Page transcription records

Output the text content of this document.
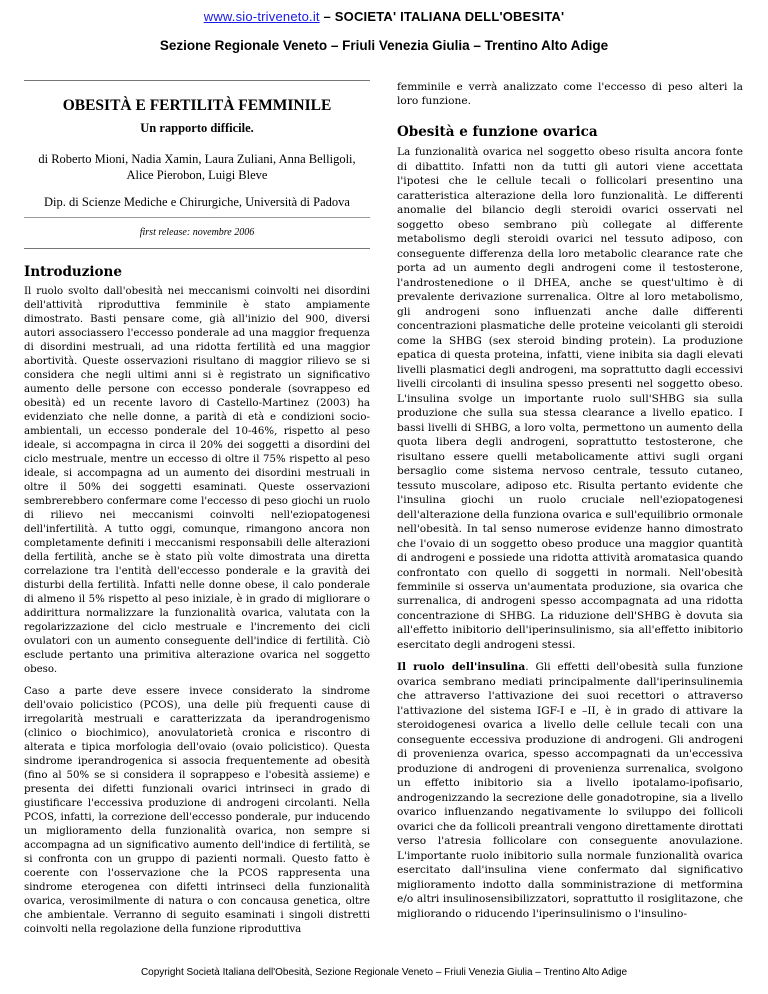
www.sio-triveneto.it – SOCIETA' ITALIANA DELL'OBESITA'
Sezione Regionale Veneto – Friuli Venezia Giulia – Trentino Alto Adige
OBESITÀ E FERTILITÀ FEMMINILE
Un rapporto difficile.
di Roberto Mioni, Nadia Xamin, Laura Zuliani, Anna Belligoli, Alice Pierobon, Luigi Bleve
Dip. di Scienze Mediche e Chirurgiche, Università di Padova
first release: novembre 2006
Introduzione

Il ruolo svolto dall'obesità nei meccanismi coinvolti nei disordini dell'attività riproduttiva femminile è stato ampiamente dimostrato. Basti pensare come, già all'inizio del 900, diversi autori associassero l'eccesso ponderale ad una maggior frequenza di disordini mestruali, ad una ridotta fertilità ed una maggior abortività. Queste osservazioni risultano di maggior rilievo se si considera che negli ultimi anni si è registrato un significativo aumento delle persone con eccesso ponderale (sovrappeso ed obesità) ed un recente lavoro di Castello-Martinez (2003) ha evidenziato che nelle donne, a parità di età e condizioni socio-ambientali, un eccesso ponderale del 10-46%, rispetto al peso ideale, si accompagna in circa il 20% dei soggetti a disordini del ciclo mestruale, mentre un eccesso di oltre il 75% rispetto al peso ideale, si accompagna ad un aumento dei disordini mestruali in oltre il 50% dei soggetti esaminati. Queste osservazioni sembrerebbero confermare come l'eccesso di peso giochi un ruolo di rilievo nei meccanismi coinvolti nell'eziopatogenesi dell'infertilità. A tutto oggi, comunque, rimangono ancora non completamente definiti i meccanismi responsabili delle alterazioni della fertilità, anche se è stato più volte dimostrata una diretta correlazione tra l'entità dell'eccesso ponderale e la gravità dei disturbi della fertilità. Infatti nelle donne obese, il calo ponderale di almeno il 5% rispetto al peso iniziale, è in grado di migliorare o addirittura normalizzare la funzionalità ovarica, valutata con la regolarizzazione del ciclo mestruale e l'incremento dei cicli ovulatori con un aumento conseguente dell'indice di fertilità. Ciò esclude pertanto una primitiva alterazione ovarica nel soggetto obeso.

Caso a parte deve essere invece considerato la sindrome dell'ovaio policistico (PCOS), una delle più frequenti cause di irregolarità mestruali e caratterizzata da iperandrogenismo (clinico o biochimico), anovulatorietà cronica e riscontro di alterata e tipica morfologia dell'ovaio (ovaio policistico). Questa sindrome iperandrogenica si associa frequentemente ad obesità (fino al 50% se si considera il soprappeso e l'obesità assieme) e presenta dei difetti funzionali ovarici intrinseci in grado di giustificare l'eccessiva produzione di androgeni circolanti. Nella PCOS, infatti, la correzione dell'eccesso ponderale, pur inducendo un miglioramento della funzionalità ovarica, non sempre si accompagna ad un significativo aumento dell'indice di fertilità, se si confronta con un gruppo di pazienti normali. Questo fatto è coerente con l'osservazione che la PCOS rappresenta una sindrome eterogenea con difetti intrinseci della funzionalità ovarica, verosimilmente di natura o con concausa genetica, oltre che ambientale. Verranno di seguito esaminati i singoli distretti coinvolti nella regolazione della funzione riproduttiva

femminile e verrà analizzato come l'eccesso di peso alteri la loro funzione.

Obesità e funzione ovarica

La funzionalità ovarica nel soggetto obeso risulta ancora fonte di dibattito. Infatti non da tutti gli autori viene accettata l'ipotesi che le cellule tecali o follicolari presentino una caratteristica alterazione della loro funzionalità. Le differenti anomalie del bilancio degli steroidi ovarici osservati nel soggetto obeso sembrano più collegate al differente metabolismo degli steroidi ovarici nel tessuto adiposo, con conseguente differenza della loro metabolic clearance rate che porta ad un aumento degli androgeni come il testosterone, l'androstenedione o il DHEA, anche se quest'ultimo è di prevalente derivazione surrenalica. Oltre al loro metabolismo, gli androgeni sono influenzati anche dalle differenti concentrazioni plasmatiche delle proteine veicolanti gli steroidi come la SHBG (sex steroid binding protein). La produzione epatica di questa proteina, infatti, viene inibita sia dagli elevati livelli plasmatici degli androgeni, ma soprattutto dagli eccessivi livelli circolanti di insulina spesso presenti nel soggetto obeso. L'insulina svolge un importante ruolo sull'SHBG sia sulla produzione che sulla sua stessa clearance a livello epatico. I bassi livelli di SHBG, a loro volta, permettono un aumento della quota libera degli androgeni, soprattutto testosterone, che risultano essere quelli metabolicamente attivi sugli organi bersaglio come sistema nervoso centrale, tessuto cutaneo, tessuto muscolare, adiposo etc. Risulta pertanto evidente che l'insulina giochi un ruolo cruciale nell'eziopatogenesi dell'alterazione della funziona ovarica e sull'equilibrio ormonale nell'obesità. In tal senso numerose evidenze hanno dimostrato che l'ovaio di un soggetto obeso produce una maggior quantità di androgeni e possiede una ridotta attività aromatasica quando confrontato con quello di soggetti in normali. Nell'obesità femminile si osserva un'aumentata produzione, sia ovarica che surrenalica, di androgeni spesso accompagnata ad una ridotta concentrazione di SHBG. La riduzione dell'SHBG è dovuta sia all'effetto inibitorio dell'iperinsulinismo, sia all'effetto inibitorio esercitato degli androgeni stessi.

Il ruolo dell'insulina. Gli effetti dell'obesità sulla funzione ovarica sembrano mediati principalmente dall'iperinsulinemia che attraverso l'attivazione dei suoi recettori o attraverso l'attivazione del sistema IGF-I e –II, è in grado di attivare la steroidogenesi ovarica a livello delle cellule tecali con una conseguente eccessiva produzione di androgeni. Gli androgeni di provenienza ovarica, spesso accompagnati da un'eccessiva produzione di androgeni di provenienza surrenalica, svolgono un effetto inibitorio sia a livello ipotalamo-ipofisario, androgenizzando la secrezione delle gonadotropine, sia a livello ovarico influenzando negativamente lo sviluppo dei follicoli ovarici che da follicoli preantrali vengono direttamente dirottati verso l'atresia follicolare con conseguente anovulazione. L'importante ruolo inibitorio sulla normale funzionalità ovarica esercitato dall'insulina viene confermato dal significativo miglioramento indotto dalla somministrazione di metformina e/o altri insulinosensibilizzatori, soprattutto il rosiglitazone, che migliorando o riducendo l'iperinsulinismo o l'insulino-

Copyright Società Italiana dell'Obesità, Sezione Regionale Veneto – Friuli Venezia Giulia – Trentino Alto Adige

__TASK BRIEF__.
With the pictures left out, return each entry exactly as written.

__SOLUTION TO THIS EXERCISE__.
Output the text content of this document.
www.sio-triveneto.it – SOCIETA' ITALIANA DELL'OBESITA'
Sezione Regionale Veneto – Friuli Venezia Giulia – Trentino Alto Adige
OBESITÀ E FERTILITÀ FEMMINILE
Un rapporto difficile.
di Roberto Mioni, Nadia Xamin, Laura Zuliani, Anna Belligoli, Alice Pierobon, Luigi Bleve
Dip. di Scienze Mediche e Chirurgiche, Università di Padova
first release: novembre 2006
Introduzione

Il ruolo svolto dall'obesità nei meccanismi coinvolti nei disordini dell'attività riproduttiva femminile è stato ampiamente dimostrato. Basti pensare come, già all'inizio del 900, diversi autori associassero l'eccesso ponderale ad una maggior frequenza di disordini mestruali, ad una ridotta fertilità ed una maggior abortività. Queste osservazioni risultano di maggior rilievo se si considera che negli ultimi anni si è registrato un significativo aumento delle persone con eccesso ponderale (sovrappeso ed obesità) ed un recente lavoro di Castello-Martinez (2003) ha evidenziato che nelle donne, a parità di età e condizioni socio-ambientali, un eccesso ponderale del 10-46%, rispetto al peso ideale, si accompagna in circa il 20% dei soggetti a disordini del ciclo mestruale, mentre un eccesso di oltre il 75% rispetto al peso ideale, si accompagna ad un aumento dei disordini mestruali in oltre il 50% dei soggetti esaminati. Queste osservazioni sembrerebbero confermare come l'eccesso di peso giochi un ruolo di rilievo nei meccanismi coinvolti nell'eziopatogenesi dell'infertilità. A tutto oggi, comunque, rimangono ancora non completamente definiti i meccanismi responsabili delle alterazioni della fertilità, anche se è stato più volte dimostrata una diretta correlazione tra l'entità dell'eccesso ponderale e la gravità dei disturbi della fertilità. Infatti nelle donne obese, il calo ponderale di almeno il 5% rispetto al peso iniziale, è in grado di migliorare o addirittura normalizzare la funzionalità ovarica, valutata con la regolarizzazione del ciclo mestruale e l'incremento dei cicli ovulatori con un aumento conseguente dell'indice di fertilità. Ciò esclude pertanto una primitiva alterazione ovarica nel soggetto obeso.

Caso a parte deve essere invece considerato la sindrome dell'ovaio policistico (PCOS), una delle più frequenti cause di irregolarità mestruali e caratterizzata da iperandrogenismo (clinico o biochimico), anovulatorietà cronica e riscontro di alterata e tipica morfologia dell'ovaio (ovaio policistico). Questa sindrome iperandrogenica si associa frequentemente ad obesità (fino al 50% se si considera il soprappeso e l'obesità assieme) e presenta dei difetti funzionali ovarici intrinseci in grado di giustificare l'eccessiva produzione di androgeni circolanti. Nella PCOS, infatti, la correzione dell'eccesso ponderale, pur inducendo un miglioramento della funzionalità ovarica, non sempre si accompagna ad un significativo aumento dell'indice di fertilità, se si confronta con un gruppo di pazienti normali. Questo fatto è coerente con l'osservazione che la PCOS rappresenta una sindrome eterogenea con difetti intrinseci della funzionalità ovarica, verosimilmente di natura o con concausa genetica, oltre che ambientale. Verranno di seguito esaminati i singoli distretti coinvolti nella regolazione della funzione riproduttiva

femminile e verrà analizzato come l'eccesso di peso alteri la loro funzione.

Obesità e funzione ovarica

La funzionalità ovarica nel soggetto obeso risulta ancora fonte di dibattito. Infatti non da tutti gli autori viene accettata l'ipotesi che le cellule tecali o follicolari presentino una caratteristica alterazione della loro funzionalità. Le differenti anomalie del bilancio degli steroidi ovarici osservati nel soggetto obeso sembrano più collegate al differente metabolismo degli steroidi ovarici nel tessuto adiposo, con conseguente differenza della loro metabolic clearance rate che porta ad un aumento degli androgeni come il testosterone, l'androstenedione o il DHEA, anche se quest'ultimo è di prevalente derivazione surrenalica. Oltre al loro metabolismo, gli androgeni sono influenzati anche dalle differenti concentrazioni plasmatiche delle proteine veicolanti gli steroidi come la SHBG (sex steroid binding protein). La produzione epatica di questa proteina, infatti, viene inibita sia dagli elevati livelli plasmatici degli androgeni, ma soprattutto dagli eccessivi livelli circolanti di insulina spesso presenti nel soggetto obeso. L'insulina svolge un importante ruolo sull'SHBG sia sulla produzione che sulla sua stessa clearance a livello epatico. I bassi livelli di SHBG, a loro volta, permettono un aumento della quota libera degli androgeni, soprattutto testosterone, che risultano essere quelli metabolicamente attivi sugli organi bersaglio come sistema nervoso centrale, tessuto cutaneo, tessuto muscolare, adiposo etc. Risulta pertanto evidente che l'insulina giochi un ruolo cruciale nell'eziopatogenesi dell'alterazione della funziona ovarica e sull'equilibrio ormonale nell'obesità. In tal senso numerose evidenze hanno dimostrato che l'ovaio di un soggetto obeso produce una maggior quantità di androgeni e possiede una ridotta attività aromatasica quando confrontato con quello di soggetti in normali. Nell'obesità femminile si osserva un'aumentata produzione, sia ovarica che surrenalica, di androgeni spesso accompagnata ad una ridotta concentrazione di SHBG. La riduzione dell'SHBG è dovuta sia all'effetto inibitorio dell'iperinsulinismo, sia all'effetto inibitorio esercitato degli androgeni stessi.

Il ruolo dell'insulina. Gli effetti dell'obesità sulla funzione ovarica sembrano mediati principalmente dall'iperinsulinemia che attraverso l'attivazione dei suoi recettori o attraverso l'attivazione del sistema IGF-I e –II, è in grado di attivare la steroidogenesi ovarica a livello delle cellule tecali con una conseguente eccessiva produzione di androgeni. Gli androgeni di provenienza ovarica, spesso accompagnati da un'eccessiva produzione di androgeni di provenienza surrenalica, svolgono un effetto inibitorio sia a livello ipotalamo-ipofisario, androgenizzando la secrezione delle gonadotropine, sia a livello ovarico influenzando negativamente lo sviluppo dei follicoli ovarici che da follicoli preantrali vengono direttamente dirottati verso l'atresia follicolare con conseguente anovulazione. L'importante ruolo inibitorio sulla normale funzionalità ovarica esercitato dall'insulina viene confermato dal significativo miglioramento indotto dalla somministrazione di metformina e/o altri insulinosensibilizzatori, soprattutto il rosiglitazone, che migliorando o riducendo l'iperinsulinismo o l'insulino-

Copyright Società Italiana dell'Obesità, Sezione Regionale Veneto – Friuli Venezia Giulia – Trentino Alto Adige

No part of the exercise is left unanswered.